Stored data entries
--*--

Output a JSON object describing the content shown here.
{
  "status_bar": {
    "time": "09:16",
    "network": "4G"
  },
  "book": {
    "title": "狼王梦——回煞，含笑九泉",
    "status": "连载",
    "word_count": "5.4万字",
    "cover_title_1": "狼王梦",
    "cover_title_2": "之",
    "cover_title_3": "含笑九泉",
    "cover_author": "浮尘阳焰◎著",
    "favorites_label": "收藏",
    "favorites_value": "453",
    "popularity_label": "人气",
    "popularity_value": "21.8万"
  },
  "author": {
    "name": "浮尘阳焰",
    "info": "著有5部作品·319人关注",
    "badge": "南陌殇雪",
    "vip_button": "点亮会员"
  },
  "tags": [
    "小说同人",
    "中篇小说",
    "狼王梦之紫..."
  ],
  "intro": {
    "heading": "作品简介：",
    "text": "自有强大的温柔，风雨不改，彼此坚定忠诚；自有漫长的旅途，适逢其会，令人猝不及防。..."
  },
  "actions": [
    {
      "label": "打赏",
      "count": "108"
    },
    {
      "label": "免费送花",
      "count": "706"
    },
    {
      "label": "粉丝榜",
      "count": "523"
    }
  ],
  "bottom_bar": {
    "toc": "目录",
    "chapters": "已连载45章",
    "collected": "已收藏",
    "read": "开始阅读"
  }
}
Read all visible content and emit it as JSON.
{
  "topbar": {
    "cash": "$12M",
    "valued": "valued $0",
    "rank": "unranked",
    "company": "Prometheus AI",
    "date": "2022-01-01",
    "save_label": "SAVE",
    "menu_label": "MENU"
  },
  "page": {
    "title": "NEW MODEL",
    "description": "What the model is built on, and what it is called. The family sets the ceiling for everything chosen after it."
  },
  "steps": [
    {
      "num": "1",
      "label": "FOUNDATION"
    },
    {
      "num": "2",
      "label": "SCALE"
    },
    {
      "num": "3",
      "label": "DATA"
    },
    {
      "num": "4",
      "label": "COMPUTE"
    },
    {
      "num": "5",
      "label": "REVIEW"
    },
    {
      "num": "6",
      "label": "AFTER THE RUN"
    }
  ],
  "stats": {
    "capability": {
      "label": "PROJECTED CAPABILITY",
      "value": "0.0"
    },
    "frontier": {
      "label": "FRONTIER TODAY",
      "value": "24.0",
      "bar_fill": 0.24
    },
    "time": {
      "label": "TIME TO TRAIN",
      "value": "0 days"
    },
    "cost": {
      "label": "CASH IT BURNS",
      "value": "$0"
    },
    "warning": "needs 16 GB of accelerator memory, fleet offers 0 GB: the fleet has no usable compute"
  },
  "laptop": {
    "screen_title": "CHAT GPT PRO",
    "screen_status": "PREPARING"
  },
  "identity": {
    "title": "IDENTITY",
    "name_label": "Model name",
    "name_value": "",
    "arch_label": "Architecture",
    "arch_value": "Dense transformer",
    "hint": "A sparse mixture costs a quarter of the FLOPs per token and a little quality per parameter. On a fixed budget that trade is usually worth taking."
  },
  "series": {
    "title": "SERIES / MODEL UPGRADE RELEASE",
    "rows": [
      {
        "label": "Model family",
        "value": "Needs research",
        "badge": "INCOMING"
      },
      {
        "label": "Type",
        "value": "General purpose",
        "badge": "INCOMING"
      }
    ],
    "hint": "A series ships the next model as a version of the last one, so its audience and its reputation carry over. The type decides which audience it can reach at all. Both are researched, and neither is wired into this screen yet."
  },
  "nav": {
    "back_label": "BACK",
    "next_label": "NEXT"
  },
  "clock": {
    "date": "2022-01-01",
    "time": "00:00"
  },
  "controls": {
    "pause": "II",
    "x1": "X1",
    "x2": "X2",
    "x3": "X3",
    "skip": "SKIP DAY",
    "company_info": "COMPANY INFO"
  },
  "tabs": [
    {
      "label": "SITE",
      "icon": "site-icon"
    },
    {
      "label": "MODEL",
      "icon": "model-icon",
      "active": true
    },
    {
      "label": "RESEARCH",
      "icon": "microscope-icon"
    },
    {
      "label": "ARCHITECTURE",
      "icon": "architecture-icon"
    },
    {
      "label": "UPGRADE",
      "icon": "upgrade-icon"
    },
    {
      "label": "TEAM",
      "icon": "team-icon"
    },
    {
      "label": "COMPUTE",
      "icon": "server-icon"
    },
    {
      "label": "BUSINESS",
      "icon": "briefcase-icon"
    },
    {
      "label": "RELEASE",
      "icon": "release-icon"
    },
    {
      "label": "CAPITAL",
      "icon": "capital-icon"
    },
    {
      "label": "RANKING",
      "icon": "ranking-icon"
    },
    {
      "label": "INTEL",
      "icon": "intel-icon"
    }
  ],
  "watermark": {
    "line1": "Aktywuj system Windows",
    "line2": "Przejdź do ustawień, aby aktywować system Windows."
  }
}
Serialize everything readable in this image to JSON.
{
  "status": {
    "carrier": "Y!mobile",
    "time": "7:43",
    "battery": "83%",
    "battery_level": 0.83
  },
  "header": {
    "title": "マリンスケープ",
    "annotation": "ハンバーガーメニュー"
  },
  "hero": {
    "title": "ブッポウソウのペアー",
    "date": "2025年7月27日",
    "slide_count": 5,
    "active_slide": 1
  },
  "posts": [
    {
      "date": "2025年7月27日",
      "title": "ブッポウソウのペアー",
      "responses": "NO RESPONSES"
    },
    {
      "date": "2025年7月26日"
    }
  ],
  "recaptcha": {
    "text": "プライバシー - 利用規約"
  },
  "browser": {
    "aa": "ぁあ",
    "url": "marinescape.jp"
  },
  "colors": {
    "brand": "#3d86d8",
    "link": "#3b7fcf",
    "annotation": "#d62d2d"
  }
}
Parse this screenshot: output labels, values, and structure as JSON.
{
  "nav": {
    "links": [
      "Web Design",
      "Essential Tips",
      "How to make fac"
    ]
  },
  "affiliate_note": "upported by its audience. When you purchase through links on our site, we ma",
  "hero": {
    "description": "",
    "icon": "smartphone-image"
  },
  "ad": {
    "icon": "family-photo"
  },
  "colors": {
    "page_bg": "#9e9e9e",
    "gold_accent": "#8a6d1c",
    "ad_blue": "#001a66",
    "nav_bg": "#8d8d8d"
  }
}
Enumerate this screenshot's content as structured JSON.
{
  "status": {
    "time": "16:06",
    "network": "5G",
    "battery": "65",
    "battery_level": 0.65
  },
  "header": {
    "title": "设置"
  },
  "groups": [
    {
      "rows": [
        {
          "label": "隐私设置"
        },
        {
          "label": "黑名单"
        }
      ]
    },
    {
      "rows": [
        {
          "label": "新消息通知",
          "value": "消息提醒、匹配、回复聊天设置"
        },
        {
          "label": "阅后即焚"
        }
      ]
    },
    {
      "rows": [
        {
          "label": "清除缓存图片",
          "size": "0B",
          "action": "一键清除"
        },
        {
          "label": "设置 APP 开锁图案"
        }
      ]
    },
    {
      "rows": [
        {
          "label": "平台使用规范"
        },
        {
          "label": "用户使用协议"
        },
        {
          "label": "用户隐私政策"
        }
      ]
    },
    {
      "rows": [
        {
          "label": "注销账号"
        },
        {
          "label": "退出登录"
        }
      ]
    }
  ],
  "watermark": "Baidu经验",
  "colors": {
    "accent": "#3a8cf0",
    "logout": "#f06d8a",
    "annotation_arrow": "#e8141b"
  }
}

--*--

• _TASK STATEMENT_:
Produce an exact copy of the whole listing.

• _CORRECT RESULT_:
Output a JSON object describing the content shown here.
{
  "status_bar": {
    "time": "09:16",
    "network": "4G"
  },
  "book": {
    "title": "狼王梦——回煞，含笑九泉",
    "status": "连载",
    "word_count": "5.4万字",
    "cover_title_1": "狼王梦",
    "cover_title_2": "之",
    "cover_title_3": "含笑九泉",
    "cover_author": "浮尘阳焰◎著",
    "favorites_label": "收藏",
    "favorites_value": "453",
    "popularity_label": "人气",
    "popularity_value": "21.8万"
  },
  "author": {
    "name": "浮尘阳焰",
    "info": "著有5部作品·319人关注",
    "badge": "南陌殇雪",
    "vip_button": "点亮会员"
  },
  "tags": [
    "小说同人",
    "中篇小说",
    "狼王梦之紫..."
  ],
  "intro": {
    "heading": "作品简介：",
    "text": "自有强大的温柔，风雨不改，彼此坚定忠诚；自有漫长的旅途，适逢其会，令人猝不及防。..."
  },
  "actions": [
    {
      "label": "打赏",
      "count": "108"
    },
    {
      "label": "免费送花",
      "count": "706"
    },
    {
      "label": "粉丝榜",
      "count": "523"
    }
  ],
  "bottom_bar": {
    "toc": "目录",
    "chapters": "已连载45章",
    "collected": "已收藏",
    "read": "开始阅读"
  }
}
Read all visible content and emit it as JSON.
{
  "topbar": {
    "cash": "$12M",
    "valued": "valued $0",
    "rank": "unranked",
    "company": "Prometheus AI",
    "date": "2022-01-01",
    "save_label": "SAVE",
    "menu_label": "MENU"
  },
  "page": {
    "title": "NEW MODEL",
    "description": "What the model is built on, and what it is called. The family sets the ceiling for everything chosen after it."
  },
  "steps": [
    {
      "num": "1",
      "label": "FOUNDATION"
    },
    {
      "num": "2",
      "label": "SCALE"
    },
    {
      "num": "3",
      "label": "DATA"
    },
    {
      "num": "4",
      "label": "COMPUTE"
    },
    {
      "num": "5",
      "label": "REVIEW"
    },
    {
      "num": "6",
      "label": "AFTER THE RUN"
    }
  ],
  "stats": {
    "capability": {
      "label": "PROJECTED CAPABILITY",
      "value": "0.0"
    },
    "frontier": {
      "label": "FRONTIER TODAY",
      "value": "24.0",
      "bar_fill": 0.24
    },
    "time": {
      "label": "TIME TO TRAIN",
      "value": "0 days"
    },
    "cost": {
      "label": "CASH IT BURNS",
      "value": "$0"
    },
    "warning": "needs 16 GB of accelerator memory, fleet offers 0 GB: the fleet has no usable compute"
  },
  "laptop": {
    "screen_title": "CHAT GPT PRO",
    "screen_status": "PREPARING"
  },
  "identity": {
    "title": "IDENTITY",
    "name_label": "Model name",
    "name_value": "",
    "arch_label": "Architecture",
    "arch_value": "Dense transformer",
    "hint": "A sparse mixture costs a quarter of the FLOPs per token and a little quality per parameter. On a fixed budget that trade is usually worth taking."
  },
  "series": {
    "title": "SERIES / MODEL UPGRADE RELEASE",
    "rows": [
      {
        "label": "Model family",
        "value": "Needs research",
        "badge": "INCOMING"
      },
      {
        "label": "Type",
        "value": "General purpose",
        "badge": "INCOMING"
      }
    ],
    "hint": "A series ships the next model as a version of the last one, so its audience and its reputation carry over. The type decides which audience it can reach at all. Both are researched, and neither is wired into this screen yet."
  },
  "nav": {
    "back_label": "BACK",
    "next_label": "NEXT"
  },
  "clock": {
    "date": "2022-01-01",
    "time": "00:00"
  },
  "controls": {
    "pause": "II",
    "x1": "X1",
    "x2": "X2",
    "x3": "X3",
    "skip": "SKIP DAY",
    "company_info": "COMPANY INFO"
  },
  "tabs": [
    {
      "label": "SITE",
      "icon": "site-icon"
    },
    {
      "label": "MODEL",
      "icon": "model-icon",
      "active": true
    },
    {
      "label": "RESEARCH",
      "icon": "microscope-icon"
    },
    {
      "label": "ARCHITECTURE",
      "icon": "architecture-icon"
    },
    {
      "label": "UPGRADE",
      "icon": "upgrade-icon"
    },
    {
      "label": "TEAM",
      "icon": "team-icon"
    },
    {
      "label": "COMPUTE",
      "icon": "server-icon"
    },
    {
      "label": "BUSINESS",
      "icon": "briefcase-icon"
    },
    {
      "label": "RELEASE",
      "icon": "release-icon"
    },
    {
      "label": "CAPITAL",
      "icon": "capital-icon"
    },
    {
      "label": "RANKING",
      "icon": "ranking-icon"
    },
    {
      "label": "INTEL",
      "icon": "intel-icon"
    }
  ],
  "watermark": {
    "line1": "Aktywuj system Windows",
    "line2": "Przejdź do ustawień, aby aktywować system Windows."
  }
}
Serialize everything readable in this image to JSON.
{
  "status": {
    "carrier": "Y!mobile",
    "time": "7:43",
    "battery": "83%",
    "battery_level": 0.83
  },
  "header": {
    "title": "マリンスケープ",
    "annotation": "ハンバーガーメニュー"
  },
  "hero": {
    "title": "ブッポウソウのペアー",
    "date": "2025年7月27日",
    "slide_count": 5,
    "active_slide": 1
  },
  "posts": [
    {
      "date": "2025年7月27日",
      "title": "ブッポウソウのペアー",
      "responses": "NO RESPONSES"
    },
    {
      "date": "2025年7月26日"
    }
  ],
  "recaptcha": {
    "text": "プライバシー - 利用規約"
  },
  "browser": {
    "aa": "ぁあ",
    "url": "marinescape.jp"
  },
  "colors": {
    "brand": "#3d86d8",
    "link": "#3b7fcf",
    "annotation": "#d62d2d"
  }
}
Parse this screenshot: output labels, values, and structure as JSON.
{
  "nav": {
    "links": [
      "Web Design",
      "Essential Tips",
      "How to make fac"
    ]
  },
  "affiliate_note": "upported by its audience. When you purchase through links on our site, we ma",
  "hero": {
    "description": "",
    "icon": "smartphone-image"
  },
  "ad": {
    "icon": "family-photo"
  },
  "colors": {
    "page_bg": "#9e9e9e",
    "gold_accent": "#8a6d1c",
    "ad_blue": "#001a66",
    "nav_bg": "#8d8d8d"
  }
}
Enumerate this screenshot's content as structured JSON.
{
  "status": {
    "time": "16:06",
    "network": "5G",
    "battery": "65",
    "battery_level": 0.65
  },
  "header": {
    "title": "设置"
  },
  "groups": [
    {
      "rows": [
        {
          "label": "隐私设置"
        },
        {
          "label": "黑名单"
        }
      ]
    },
    {
      "rows": [
        {
          "label": "新消息通知",
          "value": "消息提醒、匹配、回复聊天设置"
        },
        {
          "label": "阅后即焚"
        }
      ]
    },
    {
      "rows": [
        {
          "label": "清除缓存图片",
          "size": "0B",
          "action": "一键清除"
        },
        {
          "label": "设置 APP 开锁图案"
        }
      ]
    },
    {
      "rows": [
        {
          "label": "平台使用规范"
        },
        {
          "label": "用户使用协议"
        },
        {
          "label": "用户隐私政策"
        }
      ]
    },
    {
      "rows": [
        {
          "label": "注销账号"
        },
        {
          "label": "退出登录"
        }
      ]
    }
  ],
  "watermark": "Baidu经验",
  "colors": {
    "accent": "#3a8cf0",
    "logout": "#f06d8a",
    "annotation_arrow": "#e8141b"
  }
}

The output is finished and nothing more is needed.